De las 23.434 lesiones personales registradas por la Policía Nacional en Bogotá en 2022, el 85% de los casos correspondió a riñas. De estas, 398 resultaron en homicidios (40% del total). El 58% de las 45.035 denuncias de violencia intrafamiliar fueron por riña, con una victimización mayor en mujeres (65%).
Las localidades de Kennedy, Suba, Ciudad Bolívar y Santa Fe tienen el mayor registro de riñas que derivan en homicidios, lesiones personales o violencia intrafamiliar. El centro ampliado de la ciudad representa el foco geográfico con mayor probabilidad de que ocurra un hecho de ese tipo.
De acuerdo con los registros recolectados por el Sistema de Información de Casas de Justicia en Bogotá, de las 129.019 atenciones en Centros de Recepción e Información –CRI– en 2022, el 44.8% fue por conflictividades familiares, el 16.8% arriendos u ocupaciones de inmuebles y el 4% por conflictos materializados en riñas.
El cuádruple asesinato del sábado pasado deja en evidencia la desatención social e institucional de las fuentes de conflictos interpersonales y su evolución hacia actos de violencia extrema, ya sea por cuenta de una débil atención de los conflictos o porque los ciudadanos no creen en su gestión por canales institucionales.

● **MATERIAL DE ESTUDIO**
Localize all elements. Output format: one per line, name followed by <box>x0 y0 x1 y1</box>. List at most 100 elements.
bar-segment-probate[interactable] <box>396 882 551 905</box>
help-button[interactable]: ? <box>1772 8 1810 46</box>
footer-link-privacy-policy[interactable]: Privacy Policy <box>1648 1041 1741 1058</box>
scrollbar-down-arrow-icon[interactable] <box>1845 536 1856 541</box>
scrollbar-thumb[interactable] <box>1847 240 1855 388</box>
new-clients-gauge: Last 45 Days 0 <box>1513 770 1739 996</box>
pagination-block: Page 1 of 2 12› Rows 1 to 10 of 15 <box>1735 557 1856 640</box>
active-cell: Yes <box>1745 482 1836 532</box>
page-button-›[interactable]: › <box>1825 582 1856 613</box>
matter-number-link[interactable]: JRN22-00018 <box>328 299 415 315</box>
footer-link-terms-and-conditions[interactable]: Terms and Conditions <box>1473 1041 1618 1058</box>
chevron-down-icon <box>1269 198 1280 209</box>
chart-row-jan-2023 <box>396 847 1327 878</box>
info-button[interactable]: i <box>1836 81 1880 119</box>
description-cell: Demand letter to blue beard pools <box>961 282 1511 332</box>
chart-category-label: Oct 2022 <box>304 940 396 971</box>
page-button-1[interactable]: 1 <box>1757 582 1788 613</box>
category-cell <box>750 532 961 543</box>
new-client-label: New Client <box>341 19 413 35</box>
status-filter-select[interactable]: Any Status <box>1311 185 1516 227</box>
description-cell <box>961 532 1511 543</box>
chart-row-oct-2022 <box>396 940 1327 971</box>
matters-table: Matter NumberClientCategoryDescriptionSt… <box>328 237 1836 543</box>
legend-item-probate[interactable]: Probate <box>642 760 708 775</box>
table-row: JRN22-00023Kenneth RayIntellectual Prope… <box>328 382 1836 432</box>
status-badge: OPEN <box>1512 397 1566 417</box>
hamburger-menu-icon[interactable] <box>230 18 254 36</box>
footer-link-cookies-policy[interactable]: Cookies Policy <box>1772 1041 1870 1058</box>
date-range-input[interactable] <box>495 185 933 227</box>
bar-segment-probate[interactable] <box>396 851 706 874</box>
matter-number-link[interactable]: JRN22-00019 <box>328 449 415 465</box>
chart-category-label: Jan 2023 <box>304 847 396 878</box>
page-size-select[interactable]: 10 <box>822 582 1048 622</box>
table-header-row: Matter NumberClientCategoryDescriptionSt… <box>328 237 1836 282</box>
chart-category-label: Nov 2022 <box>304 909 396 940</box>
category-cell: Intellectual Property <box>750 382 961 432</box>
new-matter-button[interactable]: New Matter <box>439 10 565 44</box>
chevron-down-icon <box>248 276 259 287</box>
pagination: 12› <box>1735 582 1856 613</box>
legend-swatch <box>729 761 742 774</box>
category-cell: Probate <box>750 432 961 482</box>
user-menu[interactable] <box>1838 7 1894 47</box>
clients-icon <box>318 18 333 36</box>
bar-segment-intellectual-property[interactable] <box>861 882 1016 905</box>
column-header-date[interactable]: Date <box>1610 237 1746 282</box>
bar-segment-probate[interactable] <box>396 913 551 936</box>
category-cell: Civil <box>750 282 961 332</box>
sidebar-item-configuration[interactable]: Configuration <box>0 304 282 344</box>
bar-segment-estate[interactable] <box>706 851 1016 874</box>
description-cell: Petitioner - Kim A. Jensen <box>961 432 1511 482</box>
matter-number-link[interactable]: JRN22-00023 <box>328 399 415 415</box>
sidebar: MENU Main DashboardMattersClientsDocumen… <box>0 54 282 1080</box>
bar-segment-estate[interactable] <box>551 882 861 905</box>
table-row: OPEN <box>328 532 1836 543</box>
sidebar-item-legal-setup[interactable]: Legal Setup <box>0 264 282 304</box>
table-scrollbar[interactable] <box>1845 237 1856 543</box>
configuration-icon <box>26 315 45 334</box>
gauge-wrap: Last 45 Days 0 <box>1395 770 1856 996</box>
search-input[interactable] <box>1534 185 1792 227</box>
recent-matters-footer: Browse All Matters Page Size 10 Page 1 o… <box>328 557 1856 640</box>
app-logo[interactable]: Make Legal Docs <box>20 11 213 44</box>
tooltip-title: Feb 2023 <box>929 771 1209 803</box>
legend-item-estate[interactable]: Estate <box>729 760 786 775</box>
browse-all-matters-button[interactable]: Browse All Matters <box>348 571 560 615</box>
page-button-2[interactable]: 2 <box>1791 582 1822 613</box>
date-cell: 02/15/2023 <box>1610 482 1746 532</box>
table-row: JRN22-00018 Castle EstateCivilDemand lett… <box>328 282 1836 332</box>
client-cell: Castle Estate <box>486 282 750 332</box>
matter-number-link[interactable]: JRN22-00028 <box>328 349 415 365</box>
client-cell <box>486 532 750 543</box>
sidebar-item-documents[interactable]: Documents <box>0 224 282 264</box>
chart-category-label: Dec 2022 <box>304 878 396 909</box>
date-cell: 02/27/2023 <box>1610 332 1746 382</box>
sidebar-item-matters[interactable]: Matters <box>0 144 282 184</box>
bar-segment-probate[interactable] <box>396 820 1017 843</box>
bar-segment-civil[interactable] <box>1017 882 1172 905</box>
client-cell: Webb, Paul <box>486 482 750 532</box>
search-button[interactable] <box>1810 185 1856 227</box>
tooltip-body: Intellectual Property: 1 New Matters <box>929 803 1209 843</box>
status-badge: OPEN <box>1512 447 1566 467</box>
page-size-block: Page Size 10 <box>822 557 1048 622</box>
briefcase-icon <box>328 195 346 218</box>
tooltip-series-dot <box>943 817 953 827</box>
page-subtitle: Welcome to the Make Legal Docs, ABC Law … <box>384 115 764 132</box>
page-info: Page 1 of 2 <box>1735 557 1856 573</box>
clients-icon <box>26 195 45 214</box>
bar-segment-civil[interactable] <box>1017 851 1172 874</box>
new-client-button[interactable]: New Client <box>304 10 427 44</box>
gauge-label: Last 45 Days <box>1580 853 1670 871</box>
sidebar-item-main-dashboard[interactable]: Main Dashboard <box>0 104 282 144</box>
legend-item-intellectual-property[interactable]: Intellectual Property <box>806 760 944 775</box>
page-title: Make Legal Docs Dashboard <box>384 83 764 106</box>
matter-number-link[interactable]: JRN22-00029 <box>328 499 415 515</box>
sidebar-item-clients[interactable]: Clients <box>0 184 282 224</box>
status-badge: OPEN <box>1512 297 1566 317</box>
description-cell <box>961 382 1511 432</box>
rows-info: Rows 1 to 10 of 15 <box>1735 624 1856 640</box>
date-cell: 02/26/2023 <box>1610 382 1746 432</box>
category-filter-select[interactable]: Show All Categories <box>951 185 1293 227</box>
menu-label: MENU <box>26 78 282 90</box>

● **LO QUE SE PIDE**
Transcribe íntegro el texto proporcionado sobre las riñas y la violencia en Bogotá, sin cambiar nada.

● **RESPUESTA**
De las 23.434 lesiones personales registradas por la Policía Nacional en Bogotá en 2022, el 85% de los casos correspondió a riñas. De estas, 398 resultaron en homicidios (40% del total). El 58% de las 45.035 denuncias de violencia intrafamiliar fueron por riña, con una victimización mayor en mujeres (65%).
Las localidades de Kennedy, Suba, Ciudad Bolívar y Santa Fe tienen el mayor registro de riñas que derivan en homicidios, lesiones personales o violencia intrafamiliar. El centro ampliado de la ciudad representa el foco geográfico con mayor probabilidad de que ocurra un hecho de ese tipo.
De acuerdo con los registros recolectados por el Sistema de Información de Casas de Justicia en Bogotá, de las 129.019 atenciones en Centros de Recepción e Información –CRI– en 2022, el 44.8% fue por conflictividades familiares, el 16.8% arriendos u ocupaciones de inmuebles y el 4% por conflictos materializados en riñas.
El cuádruple asesinato del sábado pasado deja en evidencia la desatención social e institucional de las fuentes de conflictos interpersonales y su evolución hacia actos de violencia extrema, ya sea por cuenta de una débil atención de los conflictos o porque los ciudadanos no creen en su gestión por canales institucionales.